> Task directions
Reproduce the listing exactly, with no pictures in your copy.

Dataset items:

════════════════

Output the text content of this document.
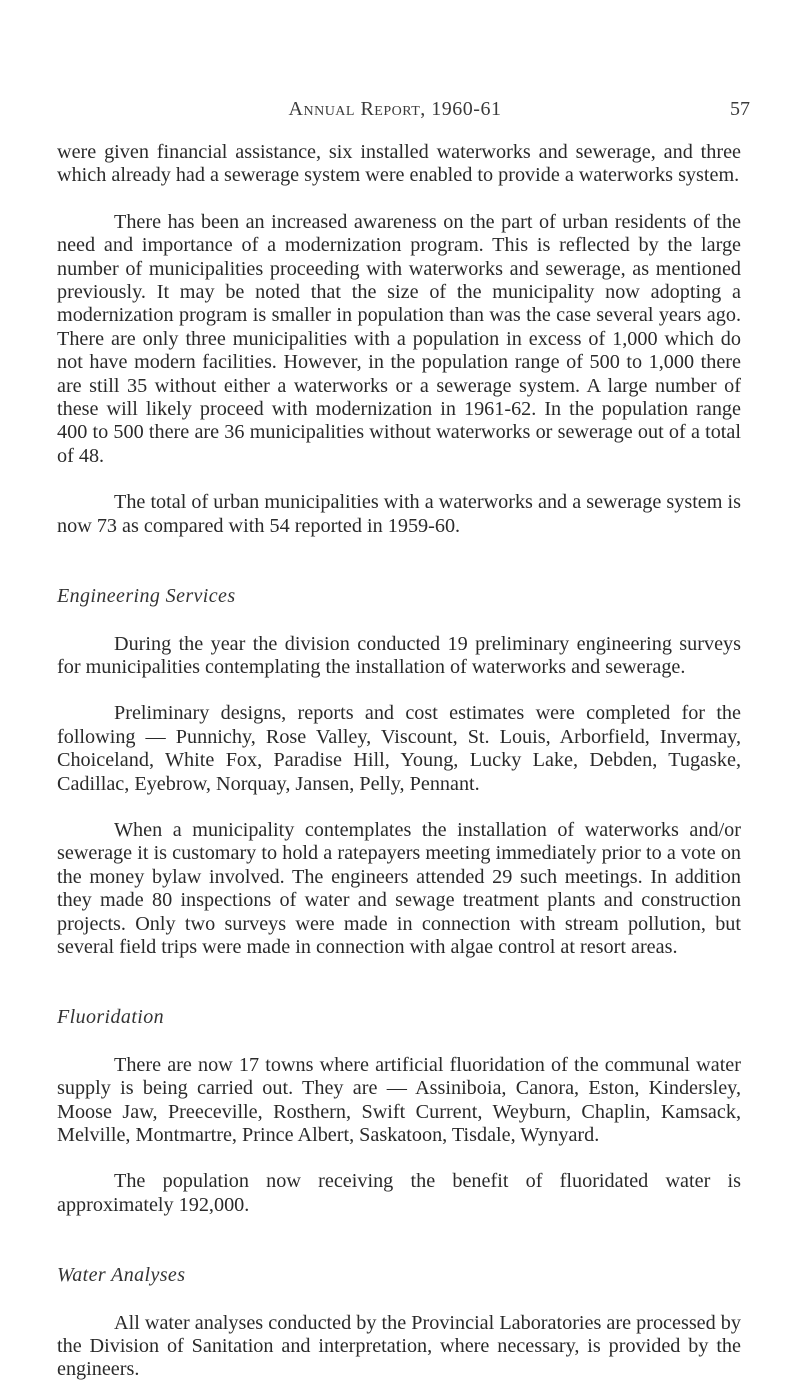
Annual Report, 1960-61	57

were given financial assistance, six installed waterworks and sewerage, and three which already had a sewerage system were enabled to provide a waterworks system.

There has been an increased awareness on the part of urban residents of the need and importance of a modernization program. This is reflected by the large number of municipalities proceeding with waterworks and sewerage, as mentioned previously. It may be noted that the size of the municipality now adopting a modernization program is smaller in population than was the case several years ago. There are only three municipalities with a population in excess of 1,000 which do not have modern facilities. However, in the population range of 500 to 1,000 there are still 35 without either a waterworks or a sewerage system. A large number of these will likely proceed with modernization in 1961-62. In the population range 400 to 500 there are 36 municipalities without waterworks or sewerage out of a total of 48.

The total of urban municipalities with a waterworks and a sewerage system is now 73 as compared with 54 reported in 1959-60.

Engineering Services

During the year the division conducted 19 preliminary engineering surveys for municipalities contemplating the installation of waterworks and sewerage.

Preliminary designs, reports and cost estimates were completed for the following — Punnichy, Rose Valley, Viscount, St. Louis, Arborfield, Invermay, Choiceland, White Fox, Paradise Hill, Young, Lucky Lake, Debden, Tugaske, Cadillac, Eyebrow, Norquay, Jansen, Pelly, Pennant.

When a municipality contemplates the installation of waterworks and/or sewerage it is customary to hold a ratepayers meeting immediately prior to a vote on the money bylaw involved. The engineers attended 29 such meetings. In addition they made 80 inspections of water and sewage treatment plants and construction projects. Only two surveys were made in connection with stream pollution, but several field trips were made in connection with algae control at resort areas.

Fluoridation

There are now 17 towns where artificial fluoridation of the communal water supply is being carried out. They are — Assiniboia, Canora, Eston, Kindersley, Moose Jaw, Preeceville, Rosthern, Swift Current, Weyburn, Chaplin, Kamsack, Melville, Montmartre, Prince Albert, Saskatoon, Tisdale, Wynyard.

The population now receiving the benefit of fluoridated water is approximately 192,000.

Water Analyses

All water analyses conducted by the Provincial Laboratories are processed by the Division of Sanitation and interpretation, where necessary, is provided by the engineers.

════════════════

> The solution
Output the text content of this document.
Annual Report, 1960-61	57

were given financial assistance, six installed waterworks and sewerage, and three which already had a sewerage system were enabled to provide a waterworks system.

There has been an increased awareness on the part of urban residents of the need and importance of a modernization program. This is reflected by the large number of municipalities proceeding with waterworks and sewerage, as mentioned previously. It may be noted that the size of the municipality now adopting a modernization program is smaller in population than was the case several years ago. There are only three municipalities with a population in excess of 1,000 which do not have modern facilities. However, in the population range of 500 to 1,000 there are still 35 without either a waterworks or a sewerage system. A large number of these will likely proceed with modernization in 1961-62. In the population range 400 to 500 there are 36 municipalities without waterworks or sewerage out of a total of 48.

The total of urban municipalities with a waterworks and a sewerage system is now 73 as compared with 54 reported in 1959-60.

Engineering Services

During the year the division conducted 19 preliminary engineering surveys for municipalities contemplating the installation of waterworks and sewerage.

Preliminary designs, reports and cost estimates were completed for the following — Punnichy, Rose Valley, Viscount, St. Louis, Arborfield, Invermay, Choiceland, White Fox, Paradise Hill, Young, Lucky Lake, Debden, Tugaske, Cadillac, Eyebrow, Norquay, Jansen, Pelly, Pennant.

When a municipality contemplates the installation of waterworks and/or sewerage it is customary to hold a ratepayers meeting immediately prior to a vote on the money bylaw involved. The engineers attended 29 such meetings. In addition they made 80 inspections of water and sewage treatment plants and construction projects. Only two surveys were made in connection with stream pollution, but several field trips were made in connection with algae control at resort areas.

Fluoridation

There are now 17 towns where artificial fluoridation of the communal water supply is being carried out. They are — Assiniboia, Canora, Eston, Kindersley, Moose Jaw, Preeceville, Rosthern, Swift Current, Weyburn, Chaplin, Kamsack, Melville, Montmartre, Prince Albert, Saskatoon, Tisdale, Wynyard.

The population now receiving the benefit of fluoridated water is approximately 192,000.

Water Analyses

All water analyses conducted by the Provincial Laboratories are processed by the Division of Sanitation and interpretation, where necessary, is provided by the engineers.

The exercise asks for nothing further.